**Exercise instructions:** Carry none of the pictures over; set down the material below exactly.

**Records supplied:**

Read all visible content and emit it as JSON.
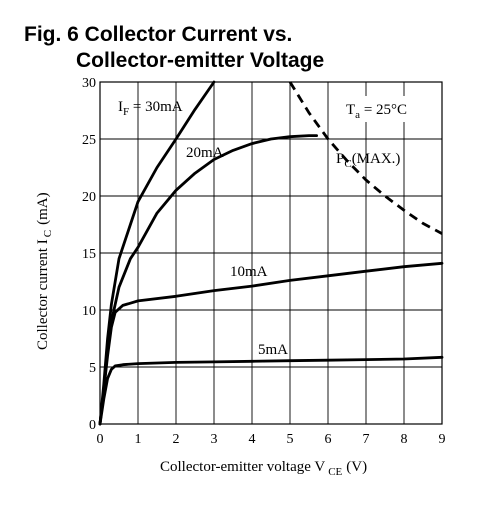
{
  "chart_data": {
    "type": "line",
    "title_line1": "Fig. 6 Collector Current vs.",
    "title_line2": "Collector-emitter Voltage",
    "xlabel": {
      "main": "Collector-emitter voltage V",
      "sub": "CE",
      "unit": "(V)"
    },
    "ylabel": {
      "main": "Collector current I",
      "sub": "C",
      "unit": "(mA)"
    },
    "xlim": [
      0,
      9
    ],
    "ylim": [
      0,
      30
    ],
    "x_ticks": [
      0,
      1,
      2,
      3,
      4,
      5,
      6,
      7,
      8,
      9
    ],
    "y_ticks": [
      0,
      5,
      10,
      15,
      20,
      25,
      30
    ],
    "grid": true,
    "series": [
      {
        "name": "I_F = 30mA",
        "label_main": "I",
        "label_sub": "F",
        "label_rest": " = 30mA",
        "x": [
          0,
          0.1,
          0.2,
          0.3,
          0.5,
          0.8,
          1.0,
          1.5,
          2.0,
          2.5,
          3.0
        ],
        "y": [
          0,
          3.5,
          7.5,
          10.5,
          14.5,
          17.5,
          19.5,
          22.5,
          25,
          27.6,
          30
        ]
      },
      {
        "name": "20mA",
        "label_main": "20mA",
        "x": [
          0,
          0.1,
          0.2,
          0.3,
          0.5,
          0.8,
          1.0,
          1.5,
          2.0,
          2.5,
          3.0,
          3.5,
          4.0,
          4.5,
          5.0,
          5.5,
          5.7
        ],
        "y": [
          0,
          3.0,
          6.5,
          9.0,
          12.0,
          14.5,
          15.5,
          18.5,
          20.5,
          22.0,
          23.2,
          24.0,
          24.6,
          25.0,
          25.2,
          25.3,
          25.3
        ]
      },
      {
        "name": "10mA",
        "label_main": "10mA",
        "x": [
          0,
          0.1,
          0.2,
          0.3,
          0.4,
          0.6,
          0.8,
          1.0,
          2,
          3,
          4,
          5,
          6,
          7,
          8,
          9
        ],
        "y": [
          0,
          3.0,
          6.0,
          8.5,
          9.8,
          10.4,
          10.6,
          10.8,
          11.2,
          11.7,
          12.1,
          12.6,
          13.0,
          13.4,
          13.8,
          14.1
        ]
      },
      {
        "name": "5mA",
        "label_main": "5mA",
        "x": [
          0,
          0.1,
          0.2,
          0.3,
          0.4,
          0.6,
          1,
          2,
          3,
          4,
          5,
          6,
          7,
          8,
          9
        ],
        "y": [
          0,
          2.2,
          4.0,
          4.8,
          5.1,
          5.2,
          5.3,
          5.4,
          5.45,
          5.5,
          5.55,
          5.6,
          5.65,
          5.7,
          5.85
        ]
      },
      {
        "name": "P_C(MAX.)",
        "label_main": "P",
        "label_sub": "C",
        "label_rest": "(MAX.)",
        "dashed": true,
        "x": [
          5.0,
          5.5,
          6.0,
          6.5,
          7.0,
          7.5,
          8.0,
          8.5,
          9.0
        ],
        "y": [
          30,
          27.3,
          25.0,
          23.1,
          21.4,
          20.0,
          18.75,
          17.6,
          16.7
        ]
      }
    ],
    "annotations": [
      {
        "main": "T",
        "sub": "a",
        "rest": " = 25°C"
      }
    ]
  }
}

**The result:**
Read all visible content and emit it as JSON.
{
  "chart_data": {
    "type": "line",
    "title_line1": "Fig. 6 Collector Current vs.",
    "title_line2": "Collector-emitter Voltage",
    "xlabel": {
      "main": "Collector-emitter voltage V",
      "sub": "CE",
      "unit": "(V)"
    },
    "ylabel": {
      "main": "Collector current I",
      "sub": "C",
      "unit": "(mA)"
    },
    "xlim": [
      0,
      9
    ],
    "ylim": [
      0,
      30
    ],
    "x_ticks": [
      0,
      1,
      2,
      3,
      4,
      5,
      6,
      7,
      8,
      9
    ],
    "y_ticks": [
      0,
      5,
      10,
      15,
      20,
      25,
      30
    ],
    "grid": true,
    "series": [
      {
        "name": "I_F = 30mA",
        "label_main": "I",
        "label_sub": "F",
        "label_rest": " = 30mA",
        "x": [
          0,
          0.1,
          0.2,
          0.3,
          0.5,
          0.8,
          1.0,
          1.5,
          2.0,
          2.5,
          3.0
        ],
        "y": [
          0,
          3.5,
          7.5,
          10.5,
          14.5,
          17.5,
          19.5,
          22.5,
          25,
          27.6,
          30
        ]
      },
      {
        "name": "20mA",
        "label_main": "20mA",
        "x": [
          0,
          0.1,
          0.2,
          0.3,
          0.5,
          0.8,
          1.0,
          1.5,
          2.0,
          2.5,
          3.0,
          3.5,
          4.0,
          4.5,
          5.0,
          5.5,
          5.7
        ],
        "y": [
          0,
          3.0,
          6.5,
          9.0,
          12.0,
          14.5,
          15.5,
          18.5,
          20.5,
          22.0,
          23.2,
          24.0,
          24.6,
          25.0,
          25.2,
          25.3,
          25.3
        ]
      },
      {
        "name": "10mA",
        "label_main": "10mA",
        "x": [
          0,
          0.1,
          0.2,
          0.3,
          0.4,
          0.6,
          0.8,
          1.0,
          2,
          3,
          4,
          5,
          6,
          7,
          8,
          9
        ],
        "y": [
          0,
          3.0,
          6.0,
          8.5,
          9.8,
          10.4,
          10.6,
          10.8,
          11.2,
          11.7,
          12.1,
          12.6,
          13.0,
          13.4,
          13.8,
          14.1
        ]
      },
      {
        "name": "5mA",
        "label_main": "5mA",
        "x": [
          0,
          0.1,
          0.2,
          0.3,
          0.4,
          0.6,
          1,
          2,
          3,
          4,
          5,
          6,
          7,
          8,
          9
        ],
        "y": [
          0,
          2.2,
          4.0,
          4.8,
          5.1,
          5.2,
          5.3,
          5.4,
          5.45,
          5.5,
          5.55,
          5.6,
          5.65,
          5.7,
          5.85
        ]
      },
      {
        "name": "P_C(MAX.)",
        "label_main": "P",
        "label_sub": "C",
        "label_rest": "(MAX.)",
        "dashed": true,
        "x": [
          5.0,
          5.5,
          6.0,
          6.5,
          7.0,
          7.5,
          8.0,
          8.5,
          9.0
        ],
        "y": [
          30,
          27.3,
          25.0,
          23.1,
          21.4,
          20.0,
          18.75,
          17.6,
          16.7
        ]
      }
    ],
    "annotations": [
      {
        "main": "T",
        "sub": "a",
        "rest": " = 25°C"
      }
    ]
  }
}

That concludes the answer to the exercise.